══ Provided material ══

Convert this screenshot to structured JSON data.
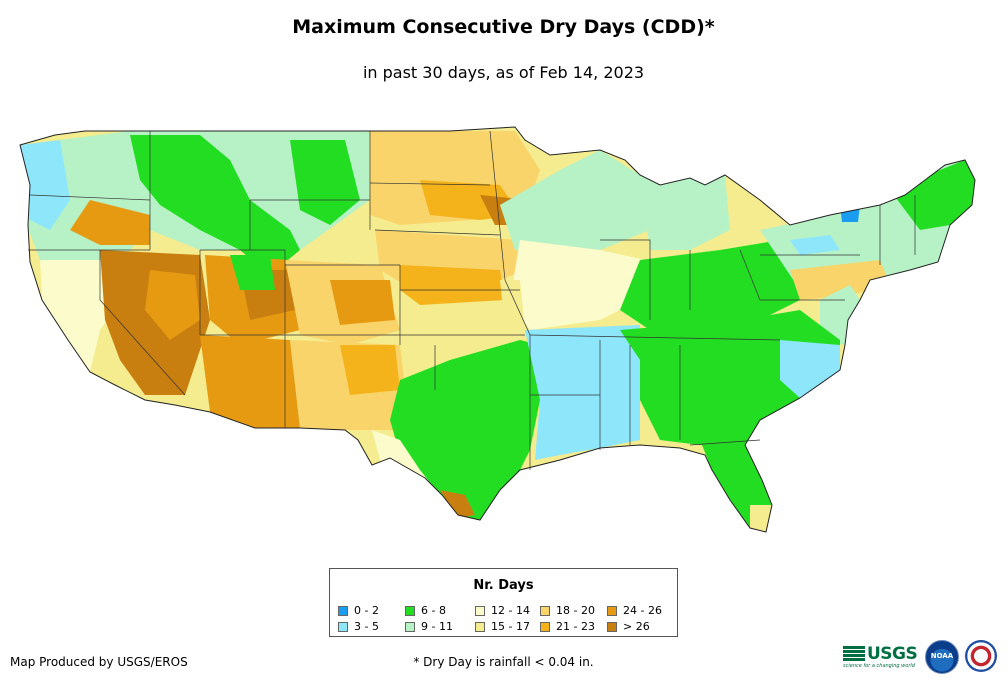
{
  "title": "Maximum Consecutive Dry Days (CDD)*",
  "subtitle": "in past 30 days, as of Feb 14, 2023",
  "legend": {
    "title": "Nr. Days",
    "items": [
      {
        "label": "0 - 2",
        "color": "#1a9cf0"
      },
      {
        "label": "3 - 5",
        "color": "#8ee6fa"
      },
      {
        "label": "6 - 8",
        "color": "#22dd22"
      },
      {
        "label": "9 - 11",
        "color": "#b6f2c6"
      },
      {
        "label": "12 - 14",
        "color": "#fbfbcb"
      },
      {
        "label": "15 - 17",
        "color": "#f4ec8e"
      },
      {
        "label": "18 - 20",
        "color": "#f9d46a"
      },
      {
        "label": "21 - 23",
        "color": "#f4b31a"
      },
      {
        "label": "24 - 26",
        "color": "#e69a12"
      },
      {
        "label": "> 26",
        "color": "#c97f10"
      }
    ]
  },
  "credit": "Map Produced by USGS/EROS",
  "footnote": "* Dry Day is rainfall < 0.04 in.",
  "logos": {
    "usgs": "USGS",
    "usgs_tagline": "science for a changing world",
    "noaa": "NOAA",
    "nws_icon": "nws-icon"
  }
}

═══
══ Provided material ══

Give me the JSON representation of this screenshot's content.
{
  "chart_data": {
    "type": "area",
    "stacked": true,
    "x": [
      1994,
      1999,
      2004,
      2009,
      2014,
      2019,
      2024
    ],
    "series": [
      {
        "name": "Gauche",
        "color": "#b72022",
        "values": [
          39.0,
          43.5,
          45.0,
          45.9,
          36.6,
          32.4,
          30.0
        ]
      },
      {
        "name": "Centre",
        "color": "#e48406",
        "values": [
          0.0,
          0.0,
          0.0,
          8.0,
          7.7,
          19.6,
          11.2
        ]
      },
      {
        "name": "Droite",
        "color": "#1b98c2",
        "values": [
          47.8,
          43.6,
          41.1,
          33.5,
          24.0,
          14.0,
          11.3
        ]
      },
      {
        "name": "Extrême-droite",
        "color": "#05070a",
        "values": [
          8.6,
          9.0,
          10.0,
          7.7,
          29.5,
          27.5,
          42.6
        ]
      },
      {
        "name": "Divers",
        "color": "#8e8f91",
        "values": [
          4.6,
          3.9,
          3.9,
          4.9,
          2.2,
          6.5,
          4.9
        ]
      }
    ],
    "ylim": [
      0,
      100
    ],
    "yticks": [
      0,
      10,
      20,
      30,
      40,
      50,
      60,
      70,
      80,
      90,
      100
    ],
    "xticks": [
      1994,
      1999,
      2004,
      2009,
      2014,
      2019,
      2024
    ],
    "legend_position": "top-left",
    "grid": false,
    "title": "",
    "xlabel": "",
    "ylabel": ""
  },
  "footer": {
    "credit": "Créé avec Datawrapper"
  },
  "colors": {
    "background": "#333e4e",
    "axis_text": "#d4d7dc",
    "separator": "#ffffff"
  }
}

═══

• [What the exercise asks]: Note each line of the entries that has "name" in it, and copy those lines.

• [Solution for this problem]:
        "name": "Gauche",
        "name": "Centre",
        "name": "Droite",
        "name": "Extrême-droite",
        "name": "Divers",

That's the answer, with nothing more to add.